Data to process |
— start —

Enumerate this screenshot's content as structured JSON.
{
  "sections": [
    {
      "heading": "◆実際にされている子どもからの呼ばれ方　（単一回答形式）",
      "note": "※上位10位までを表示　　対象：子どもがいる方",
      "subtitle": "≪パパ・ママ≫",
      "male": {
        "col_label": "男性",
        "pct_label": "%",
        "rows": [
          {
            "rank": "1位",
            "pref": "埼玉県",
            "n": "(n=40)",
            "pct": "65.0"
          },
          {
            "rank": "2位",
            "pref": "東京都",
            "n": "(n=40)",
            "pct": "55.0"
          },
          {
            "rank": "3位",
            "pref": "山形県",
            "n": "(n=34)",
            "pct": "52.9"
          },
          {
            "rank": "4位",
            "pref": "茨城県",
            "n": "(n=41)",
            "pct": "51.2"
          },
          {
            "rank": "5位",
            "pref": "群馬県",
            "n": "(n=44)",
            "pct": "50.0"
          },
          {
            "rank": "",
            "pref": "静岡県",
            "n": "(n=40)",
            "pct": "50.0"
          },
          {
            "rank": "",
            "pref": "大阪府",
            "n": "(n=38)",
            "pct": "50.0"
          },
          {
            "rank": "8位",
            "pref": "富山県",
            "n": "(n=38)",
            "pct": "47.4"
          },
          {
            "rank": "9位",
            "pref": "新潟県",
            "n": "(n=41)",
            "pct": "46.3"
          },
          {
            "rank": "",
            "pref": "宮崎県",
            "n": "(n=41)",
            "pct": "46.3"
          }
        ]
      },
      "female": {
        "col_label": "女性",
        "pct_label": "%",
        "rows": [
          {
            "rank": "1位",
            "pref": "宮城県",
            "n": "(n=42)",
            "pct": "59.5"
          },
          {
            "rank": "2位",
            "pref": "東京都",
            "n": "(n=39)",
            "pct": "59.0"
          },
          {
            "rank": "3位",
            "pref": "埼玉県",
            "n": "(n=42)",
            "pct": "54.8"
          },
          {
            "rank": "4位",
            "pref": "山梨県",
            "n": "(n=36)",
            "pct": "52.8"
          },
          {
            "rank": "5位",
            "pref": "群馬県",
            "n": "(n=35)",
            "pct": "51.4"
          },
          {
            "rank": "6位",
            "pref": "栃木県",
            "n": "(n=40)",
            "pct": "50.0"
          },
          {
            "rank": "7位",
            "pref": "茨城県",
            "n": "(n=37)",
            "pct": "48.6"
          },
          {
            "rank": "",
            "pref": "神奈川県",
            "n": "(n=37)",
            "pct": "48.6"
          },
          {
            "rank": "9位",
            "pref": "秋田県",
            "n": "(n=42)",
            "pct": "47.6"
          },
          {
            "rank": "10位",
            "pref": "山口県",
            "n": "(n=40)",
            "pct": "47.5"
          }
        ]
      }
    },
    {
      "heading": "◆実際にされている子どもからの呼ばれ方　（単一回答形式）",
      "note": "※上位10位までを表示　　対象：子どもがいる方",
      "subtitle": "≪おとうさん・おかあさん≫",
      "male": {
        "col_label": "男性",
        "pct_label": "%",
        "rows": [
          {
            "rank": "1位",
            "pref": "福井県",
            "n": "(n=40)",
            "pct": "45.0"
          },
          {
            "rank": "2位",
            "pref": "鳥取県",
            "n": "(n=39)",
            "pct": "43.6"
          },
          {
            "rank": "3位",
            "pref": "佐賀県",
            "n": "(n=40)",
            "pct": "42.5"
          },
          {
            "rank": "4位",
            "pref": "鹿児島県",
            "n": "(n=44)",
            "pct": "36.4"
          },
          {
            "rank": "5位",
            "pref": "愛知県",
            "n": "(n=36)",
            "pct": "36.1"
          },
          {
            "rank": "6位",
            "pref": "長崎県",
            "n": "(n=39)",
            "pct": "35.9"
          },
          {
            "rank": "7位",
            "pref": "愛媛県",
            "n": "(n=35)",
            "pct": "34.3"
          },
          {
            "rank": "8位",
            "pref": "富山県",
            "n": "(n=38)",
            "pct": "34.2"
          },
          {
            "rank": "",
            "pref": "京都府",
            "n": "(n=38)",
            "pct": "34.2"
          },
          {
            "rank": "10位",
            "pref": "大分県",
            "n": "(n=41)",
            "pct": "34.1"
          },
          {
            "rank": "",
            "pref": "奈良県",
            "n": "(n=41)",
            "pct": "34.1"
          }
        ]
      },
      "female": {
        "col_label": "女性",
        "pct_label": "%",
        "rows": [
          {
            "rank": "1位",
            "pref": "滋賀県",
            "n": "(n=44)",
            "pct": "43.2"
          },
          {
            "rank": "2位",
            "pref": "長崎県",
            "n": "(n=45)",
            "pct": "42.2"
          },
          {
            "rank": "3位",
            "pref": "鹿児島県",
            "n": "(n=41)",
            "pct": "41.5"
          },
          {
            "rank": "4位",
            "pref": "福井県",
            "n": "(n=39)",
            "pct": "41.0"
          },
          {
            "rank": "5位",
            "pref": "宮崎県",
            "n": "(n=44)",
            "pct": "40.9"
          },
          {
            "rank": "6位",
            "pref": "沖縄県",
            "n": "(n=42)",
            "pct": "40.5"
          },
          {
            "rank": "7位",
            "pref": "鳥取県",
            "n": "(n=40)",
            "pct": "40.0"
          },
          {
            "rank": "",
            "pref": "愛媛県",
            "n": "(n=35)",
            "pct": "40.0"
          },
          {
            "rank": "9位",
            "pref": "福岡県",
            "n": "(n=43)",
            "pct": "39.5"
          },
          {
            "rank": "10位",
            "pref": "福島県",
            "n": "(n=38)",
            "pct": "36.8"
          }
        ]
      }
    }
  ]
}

— end —

Stated task | Your task is to reproduce the whole listing exactly.

Solved problem |
Enumerate this screenshot's content as structured JSON.
{
  "sections": [
    {
      "heading": "◆実際にされている子どもからの呼ばれ方　（単一回答形式）",
      "note": "※上位10位までを表示　　対象：子どもがいる方",
      "subtitle": "≪パパ・ママ≫",
      "male": {
        "col_label": "男性",
        "pct_label": "%",
        "rows": [
          {
            "rank": "1位",
            "pref": "埼玉県",
            "n": "(n=40)",
            "pct": "65.0"
          },
          {
            "rank": "2位",
            "pref": "東京都",
            "n": "(n=40)",
            "pct": "55.0"
          },
          {
            "rank": "3位",
            "pref": "山形県",
            "n": "(n=34)",
            "pct": "52.9"
          },
          {
            "rank": "4位",
            "pref": "茨城県",
            "n": "(n=41)",
            "pct": "51.2"
          },
          {
            "rank": "5位",
            "pref": "群馬県",
            "n": "(n=44)",
            "pct": "50.0"
          },
          {
            "rank": "",
            "pref": "静岡県",
            "n": "(n=40)",
            "pct": "50.0"
          },
          {
            "rank": "",
            "pref": "大阪府",
            "n": "(n=38)",
            "pct": "50.0"
          },
          {
            "rank": "8位",
            "pref": "富山県",
            "n": "(n=38)",
            "pct": "47.4"
          },
          {
            "rank": "9位",
            "pref": "新潟県",
            "n": "(n=41)",
            "pct": "46.3"
          },
          {
            "rank": "",
            "pref": "宮崎県",
            "n": "(n=41)",
            "pct": "46.3"
          }
        ]
      },
      "female": {
        "col_label": "女性",
        "pct_label": "%",
        "rows": [
          {
            "rank": "1位",
            "pref": "宮城県",
            "n": "(n=42)",
            "pct": "59.5"
          },
          {
            "rank": "2位",
            "pref": "東京都",
            "n": "(n=39)",
            "pct": "59.0"
          },
          {
            "rank": "3位",
            "pref": "埼玉県",
            "n": "(n=42)",
            "pct": "54.8"
          },
          {
            "rank": "4位",
            "pref": "山梨県",
            "n": "(n=36)",
            "pct": "52.8"
          },
          {
            "rank": "5位",
            "pref": "群馬県",
            "n": "(n=35)",
            "pct": "51.4"
          },
          {
            "rank": "6位",
            "pref": "栃木県",
            "n": "(n=40)",
            "pct": "50.0"
          },
          {
            "rank": "7位",
            "pref": "茨城県",
            "n": "(n=37)",
            "pct": "48.6"
          },
          {
            "rank": "",
            "pref": "神奈川県",
            "n": "(n=37)",
            "pct": "48.6"
          },
          {
            "rank": "9位",
            "pref": "秋田県",
            "n": "(n=42)",
            "pct": "47.6"
          },
          {
            "rank": "10位",
            "pref": "山口県",
            "n": "(n=40)",
            "pct": "47.5"
          }
        ]
      }
    },
    {
      "heading": "◆実際にされている子どもからの呼ばれ方　（単一回答形式）",
      "note": "※上位10位までを表示　　対象：子どもがいる方",
      "subtitle": "≪おとうさん・おかあさん≫",
      "male": {
        "col_label": "男性",
        "pct_label": "%",
        "rows": [
          {
            "rank": "1位",
            "pref": "福井県",
            "n": "(n=40)",
            "pct": "45.0"
          },
          {
            "rank": "2位",
            "pref": "鳥取県",
            "n": "(n=39)",
            "pct": "43.6"
          },
          {
            "rank": "3位",
            "pref": "佐賀県",
            "n": "(n=40)",
            "pct": "42.5"
          },
          {
            "rank": "4位",
            "pref": "鹿児島県",
            "n": "(n=44)",
            "pct": "36.4"
          },
          {
            "rank": "5位",
            "pref": "愛知県",
            "n": "(n=36)",
            "pct": "36.1"
          },
          {
            "rank": "6位",
            "pref": "長崎県",
            "n": "(n=39)",
            "pct": "35.9"
          },
          {
            "rank": "7位",
            "pref": "愛媛県",
            "n": "(n=35)",
            "pct": "34.3"
          },
          {
            "rank": "8位",
            "pref": "富山県",
            "n": "(n=38)",
            "pct": "34.2"
          },
          {
            "rank": "",
            "pref": "京都府",
            "n": "(n=38)",
            "pct": "34.2"
          },
          {
            "rank": "10位",
            "pref": "大分県",
            "n": "(n=41)",
            "pct": "34.1"
          },
          {
            "rank": "",
            "pref": "奈良県",
            "n": "(n=41)",
            "pct": "34.1"
          }
        ]
      },
      "female": {
        "col_label": "女性",
        "pct_label": "%",
        "rows": [
          {
            "rank": "1位",
            "pref": "滋賀県",
            "n": "(n=44)",
            "pct": "43.2"
          },
          {
            "rank": "2位",
            "pref": "長崎県",
            "n": "(n=45)",
            "pct": "42.2"
          },
          {
            "rank": "3位",
            "pref": "鹿児島県",
            "n": "(n=41)",
            "pct": "41.5"
          },
          {
            "rank": "4位",
            "pref": "福井県",
            "n": "(n=39)",
            "pct": "41.0"
          },
          {
            "rank": "5位",
            "pref": "宮崎県",
            "n": "(n=44)",
            "pct": "40.9"
          },
          {
            "rank": "6位",
            "pref": "沖縄県",
            "n": "(n=42)",
            "pct": "40.5"
          },
          {
            "rank": "7位",
            "pref": "鳥取県",
            "n": "(n=40)",
            "pct": "40.0"
          },
          {
            "rank": "",
            "pref": "愛媛県",
            "n": "(n=35)",
            "pct": "40.0"
          },
          {
            "rank": "9位",
            "pref": "福岡県",
            "n": "(n=43)",
            "pct": "39.5"
          },
          {
            "rank": "10位",
            "pref": "福島県",
            "n": "(n=38)",
            "pct": "36.8"
          }
        ]
      }
    }
  ]
}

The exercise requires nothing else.